→ **指示 A**: ポリオールについての以下の文章を、最初から最後まで一字一句変えずに複製してください。

→ **原文抜粋**:
ポリオール(B)は、「ポリマーポリオール」であり、本発明に従って使用するためのポリオール成分中に含まれていてもよい。ポリマーポリオールは、フォームの耐変形性を増加させるために、例えばフォームの耐荷重性を向上させるために、ポリウレタンフォーム中で使用することができる。ポリウレタンフォームの耐荷重要件に応じて、ポリマーポリオールは、全ポリオール含有量の0~約80重量%を構成してもよい。ポリマーポリオールの例としては、グラフトポリオールおよびポリウレア変性ポリオール(これらは両方とも当該技術分野において公知であり、かつ市販されている)が挙げられるが、これらに限定されない。
ポリオール(C)は、平均2~3個のヒドロキシ基および100~2000の分子量を有するポリエーテルポリオールである。

→ **指示 B**: レコードの冒頭から「The output end 1102C is at (689, 398).」を含む行までを、両端の行も含めて一字一句変えずに書き出してください。

[保存されたレコード]
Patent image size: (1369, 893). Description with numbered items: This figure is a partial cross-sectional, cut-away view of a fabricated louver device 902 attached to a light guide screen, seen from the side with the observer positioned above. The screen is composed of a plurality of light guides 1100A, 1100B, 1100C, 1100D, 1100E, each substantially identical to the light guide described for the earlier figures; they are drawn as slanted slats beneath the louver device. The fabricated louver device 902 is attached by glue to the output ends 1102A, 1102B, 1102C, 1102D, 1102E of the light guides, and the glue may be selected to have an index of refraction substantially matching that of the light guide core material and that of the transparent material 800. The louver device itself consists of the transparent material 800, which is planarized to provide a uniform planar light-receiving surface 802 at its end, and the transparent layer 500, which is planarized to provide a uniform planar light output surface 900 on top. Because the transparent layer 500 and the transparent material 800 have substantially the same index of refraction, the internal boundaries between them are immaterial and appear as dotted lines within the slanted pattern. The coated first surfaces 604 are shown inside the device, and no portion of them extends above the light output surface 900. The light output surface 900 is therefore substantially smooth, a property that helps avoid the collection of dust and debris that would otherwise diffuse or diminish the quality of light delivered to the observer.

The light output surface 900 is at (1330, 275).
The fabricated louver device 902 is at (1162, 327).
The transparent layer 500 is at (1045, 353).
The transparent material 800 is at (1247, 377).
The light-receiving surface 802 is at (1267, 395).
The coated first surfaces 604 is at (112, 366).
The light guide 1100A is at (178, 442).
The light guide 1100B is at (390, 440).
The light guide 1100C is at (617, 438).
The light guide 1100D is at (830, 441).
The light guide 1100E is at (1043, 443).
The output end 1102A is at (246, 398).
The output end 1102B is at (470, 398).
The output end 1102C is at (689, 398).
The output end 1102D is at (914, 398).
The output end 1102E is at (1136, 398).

→ **正解 A**:
ポリオール(B)は、「ポリマーポリオール」であり、本発明に従って使用するためのポリオール成分中に含まれていてもよい。ポリマーポリオールは、フォームの耐変形性を増加させるために、例えばフォームの耐荷重性を向上させるために、ポリウレタンフォーム中で使用することができる。ポリウレタンフォームの耐荷重要件に応じて、ポリマーポリオールは、全ポリオール含有量の0~約80重量%を構成してもよい。ポリマーポリオールの例としては、グラフトポリオールおよびポリウレア変性ポリオール(これらは両方とも当該技術分野において公知であり、かつ市販されている)が挙げられるが、これらに限定されない。
ポリオール(C)は、平均2~3個のヒドロキシ基および100~2000の分子量を有するポリエーテルポリオールである。

→ **正解 B**:
Patent image size: (1369, 893). Description with numbered items: This figure is a partial cross-sectional, cut-away view of a fabricated louver device 902 attached to a light guide screen, seen from the side with the observer positioned above. The screen is composed of a plurality of light guides 1100A, 1100B, 1100C, 1100D, 1100E, each substantially identical to the light guide described for the earlier figures; they are drawn as slanted slats beneath the louver device. The fabricated louver device 902 is attached by glue to the output ends 1102A, 1102B, 1102C, 1102D, 1102E of the light guides, and the glue may be selected to have an index of refraction substantially matching that of the light guide core material and that of the transparent material 800. The louver device itself consists of the transparent material 800, which is planarized to provide a uniform planar light-receiving surface 802 at its end, and the transparent layer 500, which is planarized to provide a uniform planar light output surface 900 on top. Because the transparent layer 500 and the transparent material 800 have substantially the same index of refraction, the internal boundaries between them are immaterial and appear as dotted lines within the slanted pattern. The coated first surfaces 604 are shown inside the device, and no portion of them extends above the light output surface 900. The light output surface 900 is therefore substantially smooth, a property that helps avoid the collection of dust and debris that would otherwise diffuse or diminish the quality of light delivered to the observer.

The light output surface 900 is at (1330, 275).
The fabricated louver device 902 is at (1162, 327).
The transparent layer 500 is at (1045, 353).
The transparent material 800 is at (1247, 377).
The light-receiving surface 802 is at (1267, 395).
The coated first surfaces 604 is at (112, 366).
The light guide 1100A is at (178, 442).
The light guide 1100B is at (390, 440).
The light guide 1100C is at (617, 438).
The light guide 1100D is at (830, 441).
The light guide 1100E is at (1043, 443).
The output end 1102A is at (246, 398).
The output end 1102B is at (470, 398).
The output end 1102C is at (689, 398).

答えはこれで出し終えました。